Reproduce every record below exactly as written, but leave out any pictures.

-------

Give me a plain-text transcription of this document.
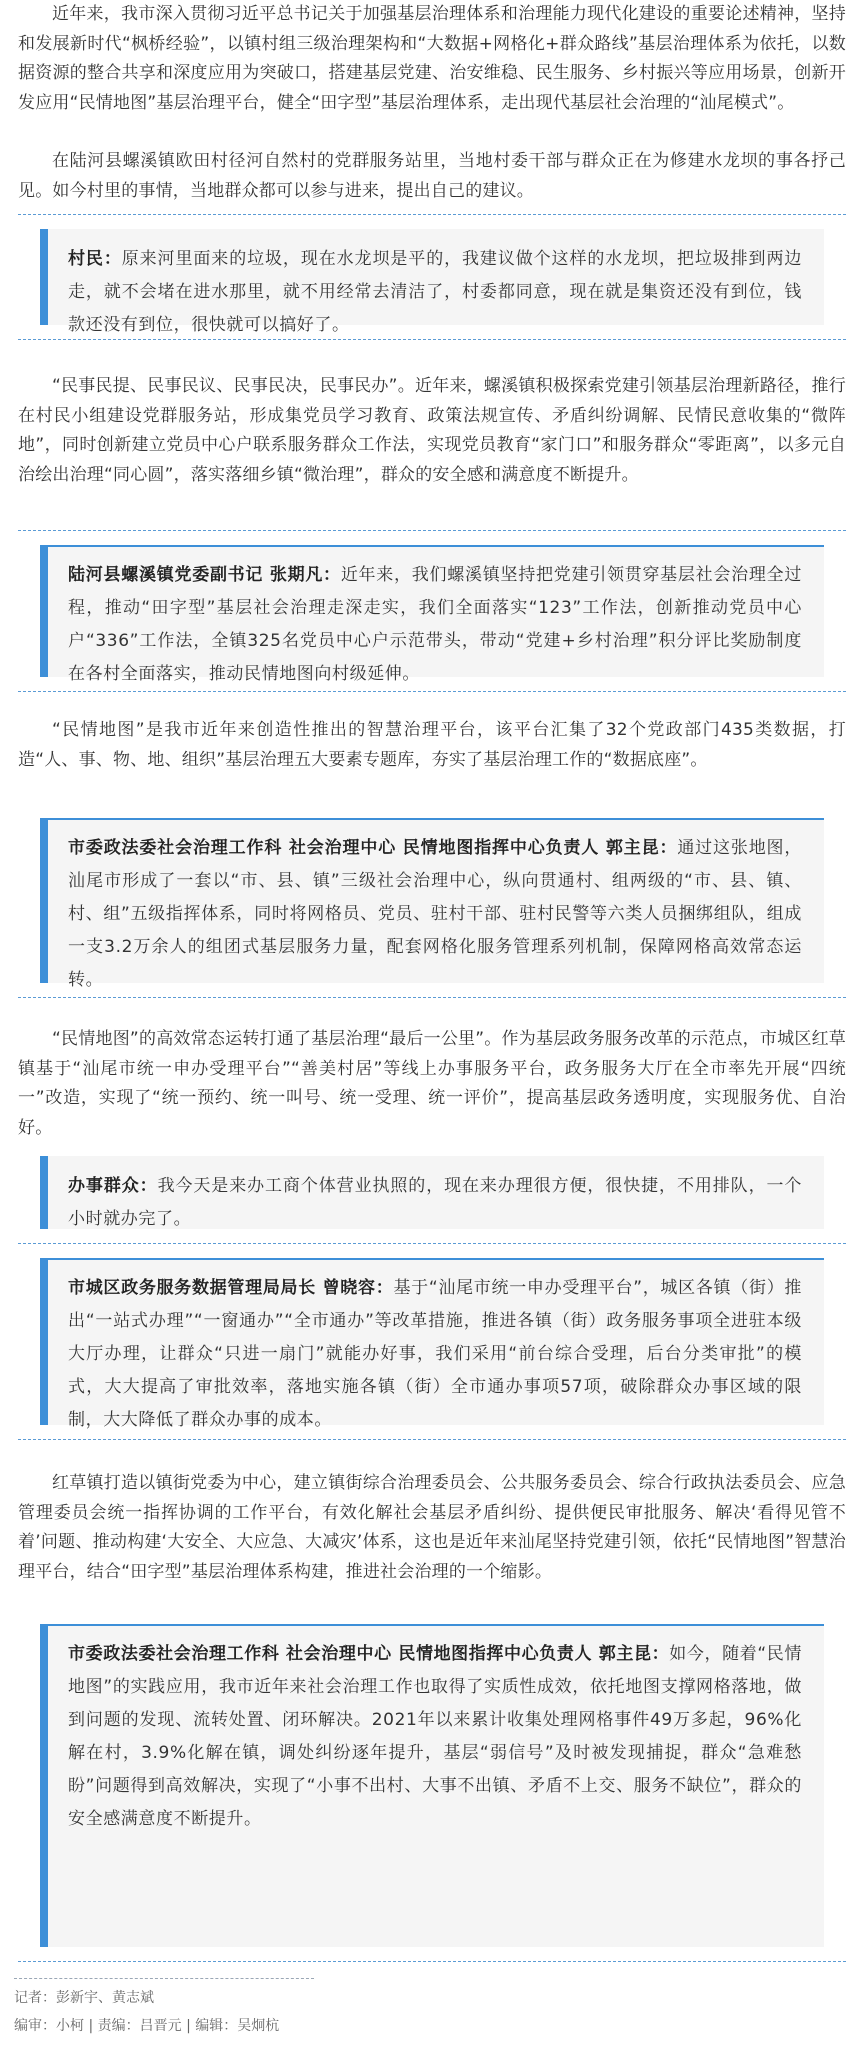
近年来，我市深入贯彻习近平总书记关于加强基层治理体系和治理能力现代化建设的重要论述精神，坚持和发展新时代“枫桥经验”，以镇村组三级治理架构和“大数据+网格化+群众路线”基层治理体系为依托，以数据资源的整合共享和深度应用为突破口，搭建基层党建、治安维稳、民生服务、乡村振兴等应用场景，创新开发应用“民情地图”基层治理平台，健全“田字型”基层治理体系，走出现代基层社会治理的“汕尾模式”。

在陆河县螺溪镇欧田村径河自然村的党群服务站里，当地村委干部与群众正在为修建水龙坝的事各抒己见。如今村里的事情，当地群众都可以参与进来，提出自己的建议。

村民：原来河里面来的垃圾，现在水龙坝是平的，我建议做个这样的水龙坝，把垃圾排到两边走，就不会堵在进水那里，就不用经常去清洁了，村委都同意，现在就是集资还没有到位，钱款还没有到位，很快就可以搞好了。

“民事民提、民事民议、民事民决，民事民办”。近年来，螺溪镇积极探索党建引领基层治理新路径，推行在村民小组建设党群服务站，形成集党员学习教育、政策法规宣传、矛盾纠纷调解、民情民意收集的“微阵地”，同时创新建立党员中心户联系服务群众工作法，实现党员教育“家门口”和服务群众“零距离”，以多元自治绘出治理“同心圆”，落实落细乡镇“微治理”，群众的安全感和满意度不断提升。

陆河县螺溪镇党委副书记 张期凡：近年来，我们螺溪镇坚持把党建引领贯穿基层社会治理全过程，推动“田字型”基层社会治理走深走实，我们全面落实“123”工作法，创新推动党员中心户“336”工作法，全镇325名党员中心户示范带头，带动“党建+乡村治理”积分评比奖励制度在各村全面落实，推动民情地图向村级延伸。

“民情地图”是我市近年来创造性推出的智慧治理平台，该平台汇集了32个党政部门435类数据，打造“人、事、物、地、组织”基层治理五大要素专题库，夯实了基层治理工作的“数据底座”。

市委政法委社会治理工作科 社会治理中心 民情地图指挥中心负责人 郭主昆：通过这张地图，汕尾市形成了一套以“市、县、镇”三级社会治理中心，纵向贯通村、组两级的“市、县、镇、村、组”五级指挥体系，同时将网格员、党员、驻村干部、驻村民警等六类人员捆绑组队，组成一支3.2万余人的组团式基层服务力量，配套网格化服务管理系列机制，保障网格高效常态运转。

“民情地图”的高效常态运转打通了基层治理“最后一公里”。作为基层政务服务改革的示范点，市城区红草镇基于“汕尾市统一申办受理平台”“善美村居”等线上办事服务平台，政务服务大厅在全市率先开展“四统一”改造，实现了“统一预约、统一叫号、统一受理、统一评价”，提高基层政务透明度，实现服务优、自治好。

办事群众：我今天是来办工商个体营业执照的，现在来办理很方便，很快捷，不用排队，一个小时就办完了。

市城区政务服务数据管理局局长 曾晓容：基于“汕尾市统一申办受理平台”，城区各镇（街）推出“一站式办理”“一窗通办”“全市通办”等改革措施，推进各镇（街）政务服务事项全进驻本级大厅办理，让群众“只进一扇门”就能办好事，我们采用“前台综合受理，后台分类审批”的模式，大大提高了审批效率，落地实施各镇（街）全市通办事项57项，破除群众办事区域的限制，大大降低了群众办事的成本。

红草镇打造以镇街党委为中心，建立镇街综合治理委员会、公共服务委员会、综合行政执法委员会、应急管理委员会统一指挥协调的工作平台，有效化解社会基层矛盾纠纷、提供便民审批服务、解决‘看得见管不着’问题、推动构建‘大安全、大应急、大减灾’体系，这也是近年来汕尾坚持党建引领，依托“民情地图”智慧治理平台，结合“田字型”基层治理体系构建，推进社会治理的一个缩影。

市委政法委社会治理工作科 社会治理中心 民情地图指挥中心负责人 郭主昆：如今，随着“民情地图”的实践应用，我市近年来社会治理工作也取得了实质性成效，依托地图支撑网格落地，做到问题的发现、流转处置、闭环解决。2021年以来累计收集处理网格事件49万多起，96%化解在村，3.9%化解在镇，调处纠纷逐年提升，基层“弱信号”及时被发现捕捉，群众“急难愁盼”问题得到高效解决，实现了“小事不出村、大事不出镇、矛盾不上交、服务不缺位”，群众的安全感满意度不断提升。

记者：彭新宇、黄志斌
编审：小柯 | 责编：吕晋元 | 编辑：吴炯杭
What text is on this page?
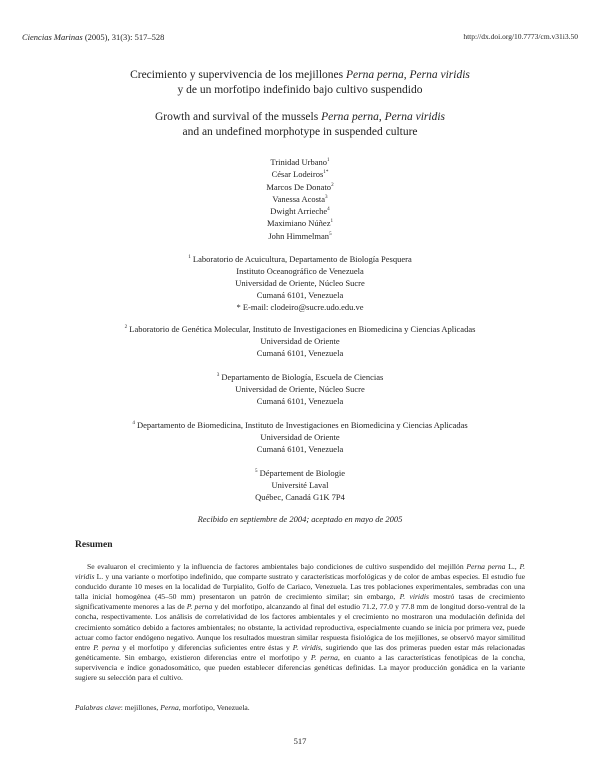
Ciencias Marinas (2005), 31(3): 517–528	http://dx.doi.org/10.7773/cm.v31i3.50
Crecimiento y supervivencia de los mejillones Perna perna, Perna viridis
y de un morfotipo indefinido bajo cultivo suspendido
Growth and survival of the mussels Perna perna, Perna viridis
and an undefined morphotype in suspended culture
Trinidad Urbano$^1$
César Lodeiros$^{1*}$
Marcos De Donato$^2$
Vanessa Acosta$^3$
Dwight Arrieche$^4$
Maximiano Núñez$^1$
John Himmelman$^5$
$^1$ Laboratorio de Acuicultura, Departamento de Biología Pesquera
Instituto Oceanográfico de Venezuela
Universidad de Oriente, Núcleo Sucre
Cumaná 6101, Venezuela
* E-mail: clodeiro@sucre.udo.edu.ve
$^2$ Laboratorio de Genética Molecular, Instituto de Investigaciones en Biomedicina y Ciencias Aplicadas
Universidad de Oriente
Cumaná 6101, Venezuela
$^3$ Departamento de Biología, Escuela de Ciencias
Universidad de Oriente, Núcleo Sucre
Cumaná 6101, Venezuela
$^4$ Departamento de Biomedicina, Instituto de Investigaciones en Biomedicina y Ciencias Aplicadas
Universidad de Oriente
Cumaná 6101, Venezuela
$^5$ Département de Biologie
Université Laval
Québec, Canadá G1K 7P4
Recibido en septiembre de 2004; aceptado en mayo de 2005
Resumen

Se evaluaron el crecimiento y la influencia de factores ambientales bajo condiciones de cultivo suspendido del mejillón Perna perna L., P. viridis L. y una variante o morfotipo indefinido, que comparte sustrato y características morfológicas y de color de ambas especies. El estudio fue conducido durante 10 meses en la localidad de Turpialito, Golfo de Cariaco, Venezuela. Las tres poblaciones experimentales, sembradas con una talla inicial homogénea (45–50 mm) presentaron un patrón de crecimiento similar; sin embargo, P. viridis mostró tasas de crecimiento significativamente menores a las de P. perna y del morfotipo, alcanzando al final del estudio 71.2, 77.0 y 77.8 mm de longitud dorso-ventral de la concha, respectivamente. Los análisis de correlatividad de los factores ambientales y el crecimiento no mostraron una modulación definida del crecimiento somático debido a factores ambientales; no obstante, la actividad reproductiva, especialmente cuando se inicia por primera vez, puede actuar como factor endógeno negativo. Aunque los resultados muestran similar respuesta fisiológica de los mejillones, se observó mayor similitud entre P. perna y el morfotipo y diferencias suficientes entre éstas y P. viridis, sugiriendo que las dos primeras pueden estar más relacionadas genéticamente. Sin embargo, existieron diferencias entre el morfotipo y P. perna, en cuanto a las características fenotípicas de la concha, supervivencia e índice gonadosomático, que pueden establecer diferencias genéticas definidas. La mayor producción gonádica en la variante sugiere su selección para el cultivo.

Palabras clave: mejillones, Perna, morfotipo, Venezuela.
517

-------

• **EXERCISE RESULT**:
Give me a plain-text transcription of this document.
近年来，我市深入贯彻习近平总书记关于加强基层治理体系和治理能力现代化建设的重要论述精神，坚持和发展新时代“枫桥经验”，以镇村组三级治理架构和“大数据+网格化+群众路线”基层治理体系为依托，以数据资源的整合共享和深度应用为突破口，搭建基层党建、治安维稳、民生服务、乡村振兴等应用场景，创新开发应用“民情地图”基层治理平台，健全“田字型”基层治理体系，走出现代基层社会治理的“汕尾模式”。

在陆河县螺溪镇欧田村径河自然村的党群服务站里，当地村委干部与群众正在为修建水龙坝的事各抒己见。如今村里的事情，当地群众都可以参与进来，提出自己的建议。

村民：原来河里面来的垃圾，现在水龙坝是平的，我建议做个这样的水龙坝，把垃圾排到两边走，就不会堵在进水那里，就不用经常去清洁了，村委都同意，现在就是集资还没有到位，钱款还没有到位，很快就可以搞好了。

“民事民提、民事民议、民事民决，民事民办”。近年来，螺溪镇积极探索党建引领基层治理新路径，推行在村民小组建设党群服务站，形成集党员学习教育、政策法规宣传、矛盾纠纷调解、民情民意收集的“微阵地”，同时创新建立党员中心户联系服务群众工作法，实现党员教育“家门口”和服务群众“零距离”，以多元自治绘出治理“同心圆”，落实落细乡镇“微治理”，群众的安全感和满意度不断提升。

陆河县螺溪镇党委副书记 张期凡：近年来，我们螺溪镇坚持把党建引领贯穿基层社会治理全过程，推动“田字型”基层社会治理走深走实，我们全面落实“123”工作法，创新推动党员中心户“336”工作法，全镇325名党员中心户示范带头，带动“党建+乡村治理”积分评比奖励制度在各村全面落实，推动民情地图向村级延伸。

“民情地图”是我市近年来创造性推出的智慧治理平台，该平台汇集了32个党政部门435类数据，打造“人、事、物、地、组织”基层治理五大要素专题库，夯实了基层治理工作的“数据底座”。

市委政法委社会治理工作科 社会治理中心 民情地图指挥中心负责人 郭主昆：通过这张地图，汕尾市形成了一套以“市、县、镇”三级社会治理中心，纵向贯通村、组两级的“市、县、镇、村、组”五级指挥体系，同时将网格员、党员、驻村干部、驻村民警等六类人员捆绑组队，组成一支3.2万余人的组团式基层服务力量，配套网格化服务管理系列机制，保障网格高效常态运转。

“民情地图”的高效常态运转打通了基层治理“最后一公里”。作为基层政务服务改革的示范点，市城区红草镇基于“汕尾市统一申办受理平台”“善美村居”等线上办事服务平台，政务服务大厅在全市率先开展“四统一”改造，实现了“统一预约、统一叫号、统一受理、统一评价”，提高基层政务透明度，实现服务优、自治好。

办事群众：我今天是来办工商个体营业执照的，现在来办理很方便，很快捷，不用排队，一个小时就办完了。

市城区政务服务数据管理局局长 曾晓容：基于“汕尾市统一申办受理平台”，城区各镇（街）推出“一站式办理”“一窗通办”“全市通办”等改革措施，推进各镇（街）政务服务事项全进驻本级大厅办理，让群众“只进一扇门”就能办好事，我们采用“前台综合受理，后台分类审批”的模式，大大提高了审批效率，落地实施各镇（街）全市通办事项57项，破除群众办事区域的限制，大大降低了群众办事的成本。

红草镇打造以镇街党委为中心，建立镇街综合治理委员会、公共服务委员会、综合行政执法委员会、应急管理委员会统一指挥协调的工作平台，有效化解社会基层矛盾纠纷、提供便民审批服务、解决‘看得见管不着’问题、推动构建‘大安全、大应急、大减灾’体系，这也是近年来汕尾坚持党建引领，依托“民情地图”智慧治理平台，结合“田字型”基层治理体系构建，推进社会治理的一个缩影。

市委政法委社会治理工作科 社会治理中心 民情地图指挥中心负责人 郭主昆：如今，随着“民情地图”的实践应用，我市近年来社会治理工作也取得了实质性成效，依托地图支撑网格落地，做到问题的发现、流转处置、闭环解决。2021年以来累计收集处理网格事件49万多起，96%化解在村，3.9%化解在镇，调处纠纷逐年提升，基层“弱信号”及时被发现捕捉，群众“急难愁盼”问题得到高效解决，实现了“小事不出村、大事不出镇、矛盾不上交、服务不缺位”，群众的安全感满意度不断提升。

记者：彭新宇、黄志斌
编审：小柯 | 责编：吕晋元 | 编辑：吴炯杭
What text is on this page?
Ciencias Marinas (2005), 31(3): 517–528	http://dx.doi.org/10.7773/cm.v31i3.50
Crecimiento y supervivencia de los mejillones Perna perna, Perna viridis
y de un morfotipo indefinido bajo cultivo suspendido
Growth and survival of the mussels Perna perna, Perna viridis
and an undefined morphotype in suspended culture
Trinidad Urbano$^1$
César Lodeiros$^{1*}$
Marcos De Donato$^2$
Vanessa Acosta$^3$
Dwight Arrieche$^4$
Maximiano Núñez$^1$
John Himmelman$^5$
$^1$ Laboratorio de Acuicultura, Departamento de Biología Pesquera
Instituto Oceanográfico de Venezuela
Universidad de Oriente, Núcleo Sucre
Cumaná 6101, Venezuela
* E-mail: clodeiro@sucre.udo.edu.ve
$^2$ Laboratorio de Genética Molecular, Instituto de Investigaciones en Biomedicina y Ciencias Aplicadas
Universidad de Oriente
Cumaná 6101, Venezuela
$^3$ Departamento de Biología, Escuela de Ciencias
Universidad de Oriente, Núcleo Sucre
Cumaná 6101, Venezuela
$^4$ Departamento de Biomedicina, Instituto de Investigaciones en Biomedicina y Ciencias Aplicadas
Universidad de Oriente
Cumaná 6101, Venezuela
$^5$ Département de Biologie
Université Laval
Québec, Canadá G1K 7P4
Recibido en septiembre de 2004; aceptado en mayo de 2005
Resumen

Se evaluaron el crecimiento y la influencia de factores ambientales bajo condiciones de cultivo suspendido del mejillón Perna perna L., P. viridis L. y una variante o morfotipo indefinido, que comparte sustrato y características morfológicas y de color de ambas especies. El estudio fue conducido durante 10 meses en la localidad de Turpialito, Golfo de Cariaco, Venezuela. Las tres poblaciones experimentales, sembradas con una talla inicial homogénea (45–50 mm) presentaron un patrón de crecimiento similar; sin embargo, P. viridis mostró tasas de crecimiento significativamente menores a las de P. perna y del morfotipo, alcanzando al final del estudio 71.2, 77.0 y 77.8 mm de longitud dorso-ventral de la concha, respectivamente. Los análisis de correlatividad de los factores ambientales y el crecimiento no mostraron una modulación definida del crecimiento somático debido a factores ambientales; no obstante, la actividad reproductiva, especialmente cuando se inicia por primera vez, puede actuar como factor endógeno negativo. Aunque los resultados muestran similar respuesta fisiológica de los mejillones, se observó mayor similitud entre P. perna y el morfotipo y diferencias suficientes entre éstas y P. viridis, sugiriendo que las dos primeras pueden estar más relacionadas genéticamente. Sin embargo, existieron diferencias entre el morfotipo y P. perna, en cuanto a las características fenotípicas de la concha, supervivencia e índice gonadosomático, que pueden establecer diferencias genéticas definidas. La mayor producción gonádica en la variante sugiere su selección para el cultivo.

Palabras clave: mejillones, Perna, morfotipo, Venezuela.
517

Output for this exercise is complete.